▶ _EXERCISE DETAILS_
Search the material and gather each line with "Петровск" in it.
···
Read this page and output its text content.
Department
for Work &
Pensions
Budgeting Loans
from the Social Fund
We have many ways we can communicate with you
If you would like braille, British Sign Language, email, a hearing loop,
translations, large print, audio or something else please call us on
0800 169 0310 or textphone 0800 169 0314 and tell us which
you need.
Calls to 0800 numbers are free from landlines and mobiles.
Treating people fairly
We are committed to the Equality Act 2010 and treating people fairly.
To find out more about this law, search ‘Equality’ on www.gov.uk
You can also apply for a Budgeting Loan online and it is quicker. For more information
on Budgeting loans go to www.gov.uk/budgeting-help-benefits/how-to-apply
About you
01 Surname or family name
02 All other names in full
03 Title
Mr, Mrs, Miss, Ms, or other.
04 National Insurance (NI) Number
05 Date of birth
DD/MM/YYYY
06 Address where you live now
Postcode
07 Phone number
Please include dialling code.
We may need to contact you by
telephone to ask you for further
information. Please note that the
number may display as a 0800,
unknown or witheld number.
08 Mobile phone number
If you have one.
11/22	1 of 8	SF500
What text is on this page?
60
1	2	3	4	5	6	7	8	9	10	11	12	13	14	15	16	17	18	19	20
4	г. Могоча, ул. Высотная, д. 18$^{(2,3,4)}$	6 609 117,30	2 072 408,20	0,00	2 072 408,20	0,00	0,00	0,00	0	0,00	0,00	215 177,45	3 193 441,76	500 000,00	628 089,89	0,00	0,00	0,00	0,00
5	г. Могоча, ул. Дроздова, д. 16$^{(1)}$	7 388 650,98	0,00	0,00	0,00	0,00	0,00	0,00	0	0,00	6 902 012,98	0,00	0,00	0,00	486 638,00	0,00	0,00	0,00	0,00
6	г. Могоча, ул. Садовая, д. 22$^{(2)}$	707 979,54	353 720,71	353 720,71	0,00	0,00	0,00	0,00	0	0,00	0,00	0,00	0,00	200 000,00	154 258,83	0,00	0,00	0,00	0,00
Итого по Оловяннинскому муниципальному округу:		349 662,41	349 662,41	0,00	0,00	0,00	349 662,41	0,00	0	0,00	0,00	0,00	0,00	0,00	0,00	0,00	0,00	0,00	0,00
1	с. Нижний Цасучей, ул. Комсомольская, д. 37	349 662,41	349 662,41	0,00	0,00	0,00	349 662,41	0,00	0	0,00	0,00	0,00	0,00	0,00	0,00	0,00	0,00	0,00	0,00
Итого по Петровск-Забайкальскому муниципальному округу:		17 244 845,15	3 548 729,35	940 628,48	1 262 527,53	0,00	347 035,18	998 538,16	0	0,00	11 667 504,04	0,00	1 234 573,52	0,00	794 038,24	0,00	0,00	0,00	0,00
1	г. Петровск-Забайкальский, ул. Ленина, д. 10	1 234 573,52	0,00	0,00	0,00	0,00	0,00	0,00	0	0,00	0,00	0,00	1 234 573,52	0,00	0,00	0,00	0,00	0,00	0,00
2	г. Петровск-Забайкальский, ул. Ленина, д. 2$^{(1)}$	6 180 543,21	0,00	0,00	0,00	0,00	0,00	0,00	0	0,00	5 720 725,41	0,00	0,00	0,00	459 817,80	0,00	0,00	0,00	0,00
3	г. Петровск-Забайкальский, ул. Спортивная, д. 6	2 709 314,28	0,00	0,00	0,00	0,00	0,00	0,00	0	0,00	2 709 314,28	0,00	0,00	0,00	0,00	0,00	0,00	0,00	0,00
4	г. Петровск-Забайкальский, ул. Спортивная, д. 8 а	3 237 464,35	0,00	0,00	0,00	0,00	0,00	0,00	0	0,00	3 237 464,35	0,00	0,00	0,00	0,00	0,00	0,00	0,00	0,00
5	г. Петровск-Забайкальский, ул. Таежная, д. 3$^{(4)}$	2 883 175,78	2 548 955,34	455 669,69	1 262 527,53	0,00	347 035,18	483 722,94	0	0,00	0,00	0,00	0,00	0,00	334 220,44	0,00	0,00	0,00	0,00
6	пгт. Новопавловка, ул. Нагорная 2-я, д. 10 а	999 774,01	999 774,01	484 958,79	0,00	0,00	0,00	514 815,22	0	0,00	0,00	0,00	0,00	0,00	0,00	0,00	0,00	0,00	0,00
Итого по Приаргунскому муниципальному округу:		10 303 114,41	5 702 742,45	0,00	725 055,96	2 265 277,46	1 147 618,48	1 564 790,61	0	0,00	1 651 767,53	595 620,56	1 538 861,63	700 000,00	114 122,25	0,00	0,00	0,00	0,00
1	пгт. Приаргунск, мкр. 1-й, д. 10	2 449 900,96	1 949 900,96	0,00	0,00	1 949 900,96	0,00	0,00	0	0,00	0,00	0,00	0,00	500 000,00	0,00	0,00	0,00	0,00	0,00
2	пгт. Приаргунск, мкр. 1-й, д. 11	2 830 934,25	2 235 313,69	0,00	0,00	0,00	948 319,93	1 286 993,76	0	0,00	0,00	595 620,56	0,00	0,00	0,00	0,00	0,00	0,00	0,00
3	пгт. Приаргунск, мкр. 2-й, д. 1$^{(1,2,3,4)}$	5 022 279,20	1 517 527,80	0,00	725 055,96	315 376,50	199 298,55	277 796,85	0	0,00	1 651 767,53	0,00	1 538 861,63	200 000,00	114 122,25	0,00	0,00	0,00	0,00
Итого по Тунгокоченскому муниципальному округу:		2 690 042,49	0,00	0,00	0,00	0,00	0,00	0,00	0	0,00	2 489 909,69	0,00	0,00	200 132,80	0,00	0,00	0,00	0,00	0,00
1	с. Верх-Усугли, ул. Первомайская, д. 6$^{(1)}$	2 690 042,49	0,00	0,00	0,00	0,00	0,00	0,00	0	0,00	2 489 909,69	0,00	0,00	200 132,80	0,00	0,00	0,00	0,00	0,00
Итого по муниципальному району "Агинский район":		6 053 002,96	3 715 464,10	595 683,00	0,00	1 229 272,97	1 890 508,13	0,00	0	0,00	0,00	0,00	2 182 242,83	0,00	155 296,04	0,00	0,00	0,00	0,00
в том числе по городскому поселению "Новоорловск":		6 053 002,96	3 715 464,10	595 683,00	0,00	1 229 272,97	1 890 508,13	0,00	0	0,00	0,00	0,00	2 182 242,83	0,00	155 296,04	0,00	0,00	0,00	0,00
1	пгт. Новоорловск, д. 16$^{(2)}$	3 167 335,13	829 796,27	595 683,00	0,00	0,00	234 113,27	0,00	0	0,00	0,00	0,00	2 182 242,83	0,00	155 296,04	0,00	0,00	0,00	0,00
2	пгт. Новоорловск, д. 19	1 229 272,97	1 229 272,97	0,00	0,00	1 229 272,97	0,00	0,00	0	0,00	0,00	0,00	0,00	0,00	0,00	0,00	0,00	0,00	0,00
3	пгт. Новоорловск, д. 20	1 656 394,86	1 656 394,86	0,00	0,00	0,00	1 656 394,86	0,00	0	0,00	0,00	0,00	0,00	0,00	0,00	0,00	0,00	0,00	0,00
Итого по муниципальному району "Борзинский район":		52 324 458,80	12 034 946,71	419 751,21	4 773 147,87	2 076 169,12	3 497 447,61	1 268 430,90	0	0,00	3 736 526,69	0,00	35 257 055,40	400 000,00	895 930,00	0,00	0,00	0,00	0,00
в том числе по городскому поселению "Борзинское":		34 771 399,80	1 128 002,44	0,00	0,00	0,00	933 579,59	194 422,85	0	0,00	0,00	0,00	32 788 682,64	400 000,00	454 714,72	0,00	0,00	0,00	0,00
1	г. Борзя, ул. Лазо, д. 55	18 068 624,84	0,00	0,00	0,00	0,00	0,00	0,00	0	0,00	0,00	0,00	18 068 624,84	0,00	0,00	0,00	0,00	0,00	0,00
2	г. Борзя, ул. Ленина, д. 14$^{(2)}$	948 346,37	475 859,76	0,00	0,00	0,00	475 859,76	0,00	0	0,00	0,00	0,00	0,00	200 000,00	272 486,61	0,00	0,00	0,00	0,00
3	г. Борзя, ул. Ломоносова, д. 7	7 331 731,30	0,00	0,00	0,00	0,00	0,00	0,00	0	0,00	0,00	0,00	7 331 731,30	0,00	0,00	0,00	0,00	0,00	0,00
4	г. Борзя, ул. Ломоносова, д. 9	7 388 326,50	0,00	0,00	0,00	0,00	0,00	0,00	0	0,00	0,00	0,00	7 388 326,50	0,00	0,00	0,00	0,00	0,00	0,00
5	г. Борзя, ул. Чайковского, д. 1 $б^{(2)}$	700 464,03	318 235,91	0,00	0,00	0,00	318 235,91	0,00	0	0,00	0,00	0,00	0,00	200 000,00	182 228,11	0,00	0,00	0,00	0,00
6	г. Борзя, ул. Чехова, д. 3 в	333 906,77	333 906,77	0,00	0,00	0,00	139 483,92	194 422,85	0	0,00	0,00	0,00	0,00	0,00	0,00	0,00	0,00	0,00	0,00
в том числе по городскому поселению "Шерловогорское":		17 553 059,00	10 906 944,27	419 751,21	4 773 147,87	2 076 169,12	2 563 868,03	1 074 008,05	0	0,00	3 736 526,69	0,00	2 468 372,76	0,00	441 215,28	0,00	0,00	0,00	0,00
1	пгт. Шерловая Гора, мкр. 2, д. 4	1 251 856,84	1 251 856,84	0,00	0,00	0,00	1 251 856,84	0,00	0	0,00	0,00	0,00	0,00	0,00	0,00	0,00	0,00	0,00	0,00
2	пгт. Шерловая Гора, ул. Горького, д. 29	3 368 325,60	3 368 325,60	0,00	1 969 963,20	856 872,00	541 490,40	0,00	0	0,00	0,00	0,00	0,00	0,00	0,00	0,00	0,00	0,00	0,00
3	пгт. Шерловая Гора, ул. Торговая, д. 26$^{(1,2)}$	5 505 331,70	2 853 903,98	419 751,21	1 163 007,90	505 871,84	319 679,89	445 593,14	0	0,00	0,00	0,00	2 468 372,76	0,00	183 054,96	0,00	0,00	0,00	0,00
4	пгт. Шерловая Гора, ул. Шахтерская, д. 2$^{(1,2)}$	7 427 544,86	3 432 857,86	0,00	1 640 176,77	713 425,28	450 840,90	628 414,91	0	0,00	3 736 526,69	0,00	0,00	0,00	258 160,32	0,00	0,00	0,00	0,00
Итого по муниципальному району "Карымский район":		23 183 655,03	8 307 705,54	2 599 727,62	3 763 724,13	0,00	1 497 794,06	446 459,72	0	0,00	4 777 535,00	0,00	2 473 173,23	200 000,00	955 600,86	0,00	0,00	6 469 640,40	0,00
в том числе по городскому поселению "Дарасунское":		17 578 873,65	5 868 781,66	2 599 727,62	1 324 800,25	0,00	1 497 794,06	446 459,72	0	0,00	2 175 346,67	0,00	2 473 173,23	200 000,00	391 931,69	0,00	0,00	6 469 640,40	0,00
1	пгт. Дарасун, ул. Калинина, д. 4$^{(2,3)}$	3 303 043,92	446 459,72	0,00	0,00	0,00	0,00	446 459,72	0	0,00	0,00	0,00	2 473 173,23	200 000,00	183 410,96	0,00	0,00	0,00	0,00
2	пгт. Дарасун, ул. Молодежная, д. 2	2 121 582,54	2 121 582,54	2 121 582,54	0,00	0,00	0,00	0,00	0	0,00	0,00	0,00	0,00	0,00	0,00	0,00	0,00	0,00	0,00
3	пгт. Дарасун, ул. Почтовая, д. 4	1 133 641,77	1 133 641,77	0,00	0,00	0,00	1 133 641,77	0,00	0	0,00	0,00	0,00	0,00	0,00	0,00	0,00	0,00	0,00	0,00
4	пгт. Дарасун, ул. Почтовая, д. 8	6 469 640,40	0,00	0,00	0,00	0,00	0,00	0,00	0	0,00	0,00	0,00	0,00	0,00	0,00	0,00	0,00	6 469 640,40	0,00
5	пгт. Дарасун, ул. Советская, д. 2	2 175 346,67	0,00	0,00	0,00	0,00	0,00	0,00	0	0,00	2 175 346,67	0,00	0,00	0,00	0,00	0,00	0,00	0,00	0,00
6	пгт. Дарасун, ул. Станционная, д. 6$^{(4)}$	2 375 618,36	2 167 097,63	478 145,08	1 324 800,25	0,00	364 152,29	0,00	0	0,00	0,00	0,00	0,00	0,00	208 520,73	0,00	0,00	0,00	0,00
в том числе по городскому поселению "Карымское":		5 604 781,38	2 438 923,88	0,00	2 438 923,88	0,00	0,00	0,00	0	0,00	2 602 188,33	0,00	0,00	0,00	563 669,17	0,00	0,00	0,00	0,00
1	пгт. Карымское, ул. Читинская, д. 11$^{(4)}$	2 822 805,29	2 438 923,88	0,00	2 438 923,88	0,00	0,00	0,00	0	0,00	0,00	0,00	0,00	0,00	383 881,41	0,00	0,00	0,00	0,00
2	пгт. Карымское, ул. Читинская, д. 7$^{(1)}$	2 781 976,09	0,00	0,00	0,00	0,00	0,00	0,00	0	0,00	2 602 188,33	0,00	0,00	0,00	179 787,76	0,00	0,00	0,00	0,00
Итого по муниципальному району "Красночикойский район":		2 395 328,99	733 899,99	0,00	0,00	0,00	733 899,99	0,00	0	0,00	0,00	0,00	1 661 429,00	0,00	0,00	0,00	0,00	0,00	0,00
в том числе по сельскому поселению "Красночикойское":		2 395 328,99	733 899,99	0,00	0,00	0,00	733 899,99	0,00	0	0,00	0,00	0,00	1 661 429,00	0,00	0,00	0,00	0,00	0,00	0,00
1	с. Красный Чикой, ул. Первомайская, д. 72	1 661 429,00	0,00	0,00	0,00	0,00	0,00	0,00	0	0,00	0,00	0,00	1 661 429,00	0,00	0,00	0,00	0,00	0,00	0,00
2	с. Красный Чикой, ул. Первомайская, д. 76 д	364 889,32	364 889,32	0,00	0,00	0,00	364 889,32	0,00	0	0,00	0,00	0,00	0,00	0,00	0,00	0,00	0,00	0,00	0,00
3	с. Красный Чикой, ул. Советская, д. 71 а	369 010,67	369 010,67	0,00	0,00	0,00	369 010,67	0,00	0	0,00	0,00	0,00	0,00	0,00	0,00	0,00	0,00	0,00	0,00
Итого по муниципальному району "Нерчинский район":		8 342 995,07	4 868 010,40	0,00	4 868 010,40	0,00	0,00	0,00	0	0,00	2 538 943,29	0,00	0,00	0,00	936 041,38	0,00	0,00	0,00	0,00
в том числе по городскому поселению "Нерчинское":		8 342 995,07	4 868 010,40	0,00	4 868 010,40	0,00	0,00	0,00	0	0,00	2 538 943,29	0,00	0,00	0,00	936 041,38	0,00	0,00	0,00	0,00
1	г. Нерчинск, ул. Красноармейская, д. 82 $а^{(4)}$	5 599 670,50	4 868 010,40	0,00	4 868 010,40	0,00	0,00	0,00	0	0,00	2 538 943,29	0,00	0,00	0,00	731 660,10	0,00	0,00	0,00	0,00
···
▶ _THE RESULT_
Итого по Петровск-Забайкальскому муниципальному округу:		17 244 845,15	3 548 729,35	940 628,48	1 262 527,53	0,00	347 035,18	998 538,16	0	0,00	11 667 504,04	0,00	1 234 573,52	0,00	794 038,24	0,00	0,00	0,00	0,00
1	г. Петровск-Забайкальский, ул. Ленина, д. 10	1 234 573,52	0,00	0,00	0,00	0,00	0,00	0,00	0	0,00	0,00	0,00	1 234 573,52	0,00	0,00	0,00	0,00	0,00	0,00
2	г. Петровск-Забайкальский, ул. Ленина, д. 2$^{(1)}$	6 180 543,21	0,00	0,00	0,00	0,00	0,00	0,00	0	0,00	5 720 725,41	0,00	0,00	0,00	459 817,80	0,00	0,00	0,00	0,00
3	г. Петровск-Забайкальский, ул. Спортивная, д. 6	2 709 314,28	0,00	0,00	0,00	0,00	0,00	0,00	0	0,00	2 709 314,28	0,00	0,00	0,00	0,00	0,00	0,00	0,00	0,00
4	г. Петровск-Забайкальский, ул. Спортивная, д. 8 а	3 237 464,35	0,00	0,00	0,00	0,00	0,00	0,00	0	0,00	3 237 464,35	0,00	0,00	0,00	0,00	0,00	0,00	0,00	0,00
5	г. Петровск-Забайкальский, ул. Таежная, д. 3$^{(4)}$	2 883 175,78	2 548 955,34	455 669,69	1 262 527,53	0,00	347 035,18	483 722,94	0	0,00	0,00	0,00	0,00	0,00	334 220,44	0,00	0,00	0,00	0,00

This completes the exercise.